STATED GOAL → Copy each line of the records that holds the string "classroom".

* Begin *

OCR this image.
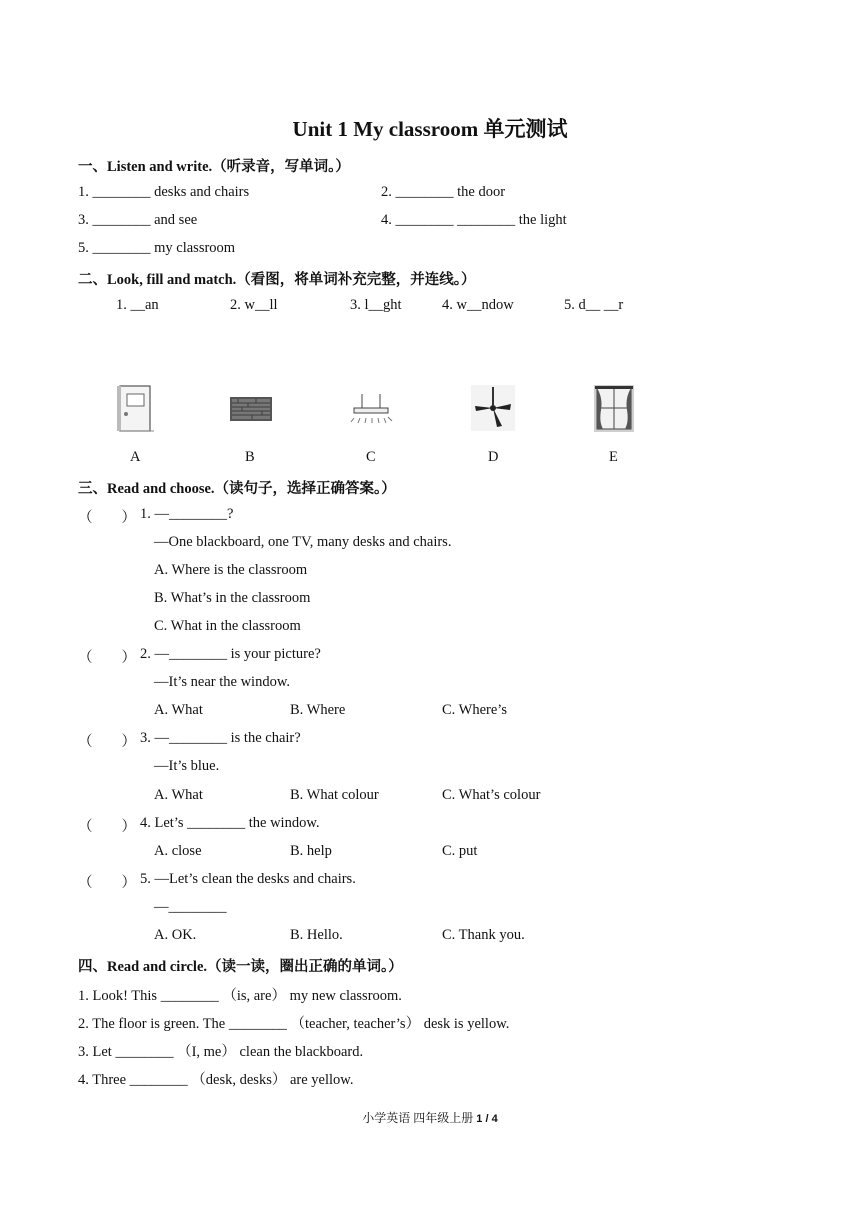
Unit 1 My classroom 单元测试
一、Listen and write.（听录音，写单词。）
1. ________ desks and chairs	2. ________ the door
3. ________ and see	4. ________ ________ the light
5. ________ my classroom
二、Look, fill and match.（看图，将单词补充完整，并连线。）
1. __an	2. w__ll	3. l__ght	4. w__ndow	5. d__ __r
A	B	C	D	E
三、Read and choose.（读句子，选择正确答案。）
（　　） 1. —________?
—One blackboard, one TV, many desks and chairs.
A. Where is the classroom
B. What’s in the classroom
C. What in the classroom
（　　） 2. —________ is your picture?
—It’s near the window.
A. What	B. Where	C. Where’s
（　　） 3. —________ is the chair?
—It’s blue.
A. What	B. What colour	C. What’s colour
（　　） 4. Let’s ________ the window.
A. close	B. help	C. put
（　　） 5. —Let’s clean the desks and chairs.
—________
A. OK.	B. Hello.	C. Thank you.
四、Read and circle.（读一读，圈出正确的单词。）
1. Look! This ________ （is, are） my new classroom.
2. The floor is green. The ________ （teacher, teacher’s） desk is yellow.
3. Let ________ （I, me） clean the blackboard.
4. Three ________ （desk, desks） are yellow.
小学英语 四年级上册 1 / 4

* End *
* Begin *

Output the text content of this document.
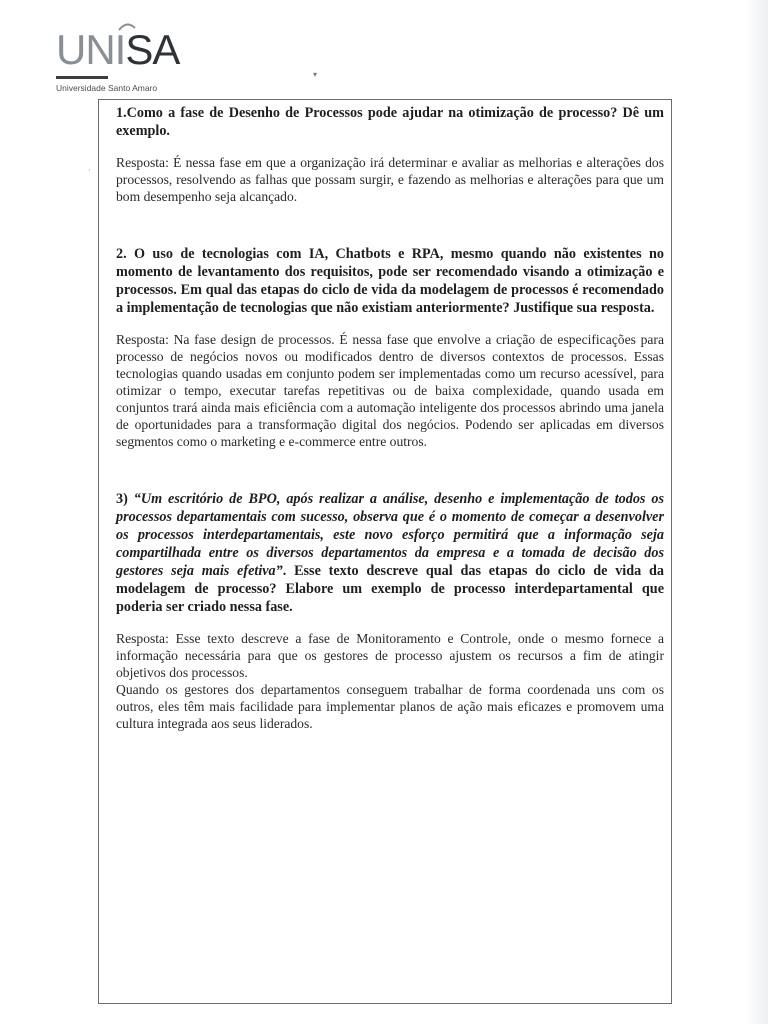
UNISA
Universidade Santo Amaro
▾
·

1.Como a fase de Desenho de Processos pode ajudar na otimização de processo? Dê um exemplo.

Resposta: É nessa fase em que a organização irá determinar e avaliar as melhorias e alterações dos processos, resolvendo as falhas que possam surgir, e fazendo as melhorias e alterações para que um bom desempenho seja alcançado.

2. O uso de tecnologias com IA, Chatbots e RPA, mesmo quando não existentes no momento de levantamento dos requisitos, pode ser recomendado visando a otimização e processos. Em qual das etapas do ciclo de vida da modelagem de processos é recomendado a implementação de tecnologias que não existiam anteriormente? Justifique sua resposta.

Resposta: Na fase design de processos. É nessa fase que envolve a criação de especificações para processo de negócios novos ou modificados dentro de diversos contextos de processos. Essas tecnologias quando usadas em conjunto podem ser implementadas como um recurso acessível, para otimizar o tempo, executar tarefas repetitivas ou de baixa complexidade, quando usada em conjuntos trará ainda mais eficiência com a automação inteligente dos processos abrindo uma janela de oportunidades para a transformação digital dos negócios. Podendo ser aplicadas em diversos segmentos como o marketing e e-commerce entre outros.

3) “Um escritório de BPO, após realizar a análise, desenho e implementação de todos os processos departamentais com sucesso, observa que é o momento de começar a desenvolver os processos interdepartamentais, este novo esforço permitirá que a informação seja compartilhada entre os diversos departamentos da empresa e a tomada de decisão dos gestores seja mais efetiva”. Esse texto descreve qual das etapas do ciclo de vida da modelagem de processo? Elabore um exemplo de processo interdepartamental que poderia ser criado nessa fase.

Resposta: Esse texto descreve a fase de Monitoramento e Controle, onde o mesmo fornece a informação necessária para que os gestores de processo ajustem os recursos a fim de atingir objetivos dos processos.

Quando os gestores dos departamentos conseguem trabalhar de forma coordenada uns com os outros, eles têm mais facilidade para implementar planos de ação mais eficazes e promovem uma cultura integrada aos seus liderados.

* End *

ANSWER TO THE PROBLEM →
Unit 1 My classroom 单元测试
5. ________ my classroom
A. Where is the classroom
B. What’s in the classroom
C. What in the classroom
1. Look! This ________ （is, are） my new classroom.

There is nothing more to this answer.